• [Exercise goal]
Extract every line that contains the string "Course".

***** Records for this exercise *****

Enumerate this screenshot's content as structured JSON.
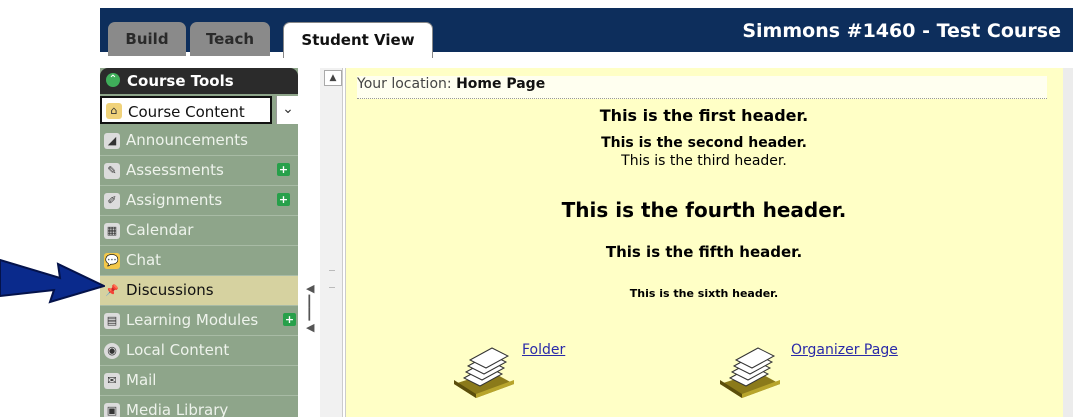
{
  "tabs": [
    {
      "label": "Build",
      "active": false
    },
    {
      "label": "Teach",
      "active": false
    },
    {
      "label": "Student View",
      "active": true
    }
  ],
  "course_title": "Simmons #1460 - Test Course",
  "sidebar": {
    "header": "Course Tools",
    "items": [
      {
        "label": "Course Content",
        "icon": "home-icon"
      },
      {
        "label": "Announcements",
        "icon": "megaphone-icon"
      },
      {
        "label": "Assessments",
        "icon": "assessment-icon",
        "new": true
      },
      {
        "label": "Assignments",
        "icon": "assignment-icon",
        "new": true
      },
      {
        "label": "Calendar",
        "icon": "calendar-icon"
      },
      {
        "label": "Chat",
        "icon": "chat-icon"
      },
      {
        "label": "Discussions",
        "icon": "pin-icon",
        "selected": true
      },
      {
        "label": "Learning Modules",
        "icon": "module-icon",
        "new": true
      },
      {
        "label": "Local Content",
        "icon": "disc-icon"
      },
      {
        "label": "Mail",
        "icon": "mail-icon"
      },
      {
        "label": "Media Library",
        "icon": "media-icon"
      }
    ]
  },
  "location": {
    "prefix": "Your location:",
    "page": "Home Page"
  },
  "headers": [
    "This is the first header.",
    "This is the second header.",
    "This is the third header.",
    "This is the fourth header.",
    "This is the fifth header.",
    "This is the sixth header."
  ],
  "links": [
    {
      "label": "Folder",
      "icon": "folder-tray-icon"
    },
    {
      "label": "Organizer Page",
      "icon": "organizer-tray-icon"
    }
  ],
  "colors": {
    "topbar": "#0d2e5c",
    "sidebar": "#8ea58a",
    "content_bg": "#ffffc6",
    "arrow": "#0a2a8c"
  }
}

*****
***** Records for this exercise *****

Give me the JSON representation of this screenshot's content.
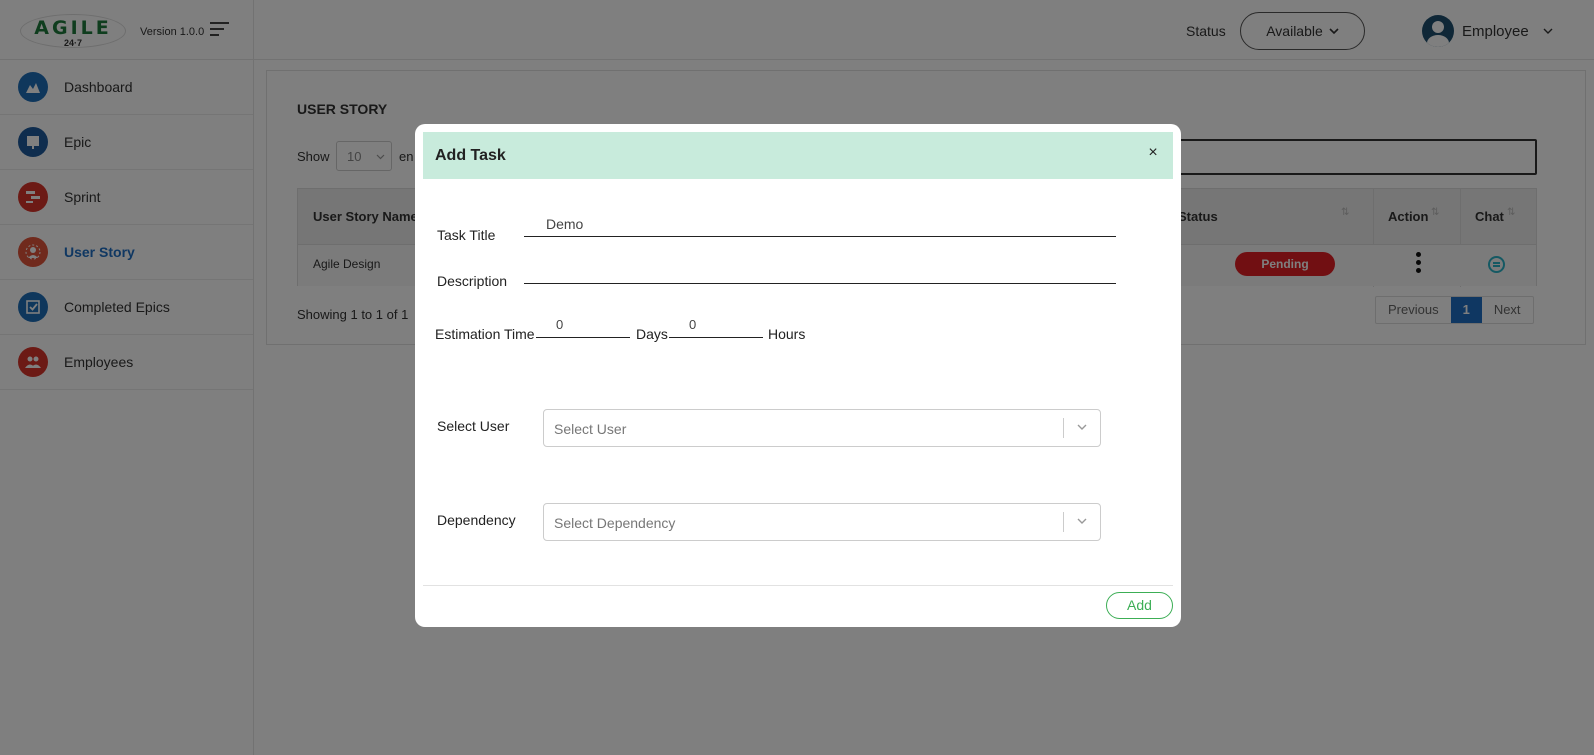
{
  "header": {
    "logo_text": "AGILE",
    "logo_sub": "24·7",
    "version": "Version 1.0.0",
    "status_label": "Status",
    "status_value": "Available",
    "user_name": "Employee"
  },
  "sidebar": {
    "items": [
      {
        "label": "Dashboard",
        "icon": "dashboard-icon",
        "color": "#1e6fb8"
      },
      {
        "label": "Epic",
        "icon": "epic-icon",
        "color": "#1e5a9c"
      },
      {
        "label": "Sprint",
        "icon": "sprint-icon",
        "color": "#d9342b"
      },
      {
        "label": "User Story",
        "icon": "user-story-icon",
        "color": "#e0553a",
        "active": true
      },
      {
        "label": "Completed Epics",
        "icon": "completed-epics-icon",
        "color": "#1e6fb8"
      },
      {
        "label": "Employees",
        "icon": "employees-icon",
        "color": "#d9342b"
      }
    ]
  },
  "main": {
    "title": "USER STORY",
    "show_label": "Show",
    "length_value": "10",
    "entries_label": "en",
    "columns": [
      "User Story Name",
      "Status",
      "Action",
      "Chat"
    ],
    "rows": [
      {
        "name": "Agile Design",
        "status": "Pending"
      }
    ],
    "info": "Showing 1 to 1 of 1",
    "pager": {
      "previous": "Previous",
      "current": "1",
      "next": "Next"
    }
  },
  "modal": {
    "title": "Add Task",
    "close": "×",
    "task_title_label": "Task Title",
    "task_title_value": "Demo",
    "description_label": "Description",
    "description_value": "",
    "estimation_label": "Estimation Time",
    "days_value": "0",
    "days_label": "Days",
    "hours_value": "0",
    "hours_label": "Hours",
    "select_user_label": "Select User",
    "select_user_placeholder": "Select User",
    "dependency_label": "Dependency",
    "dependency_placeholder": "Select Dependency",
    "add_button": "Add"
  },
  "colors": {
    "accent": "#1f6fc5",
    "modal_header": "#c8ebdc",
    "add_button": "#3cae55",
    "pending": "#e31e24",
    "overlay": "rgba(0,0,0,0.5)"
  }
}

*****

• [Final result]
  "course_title": "Simmons #1460 - Test Course",
    "header": "Course Tools",
        "label": "Course Content",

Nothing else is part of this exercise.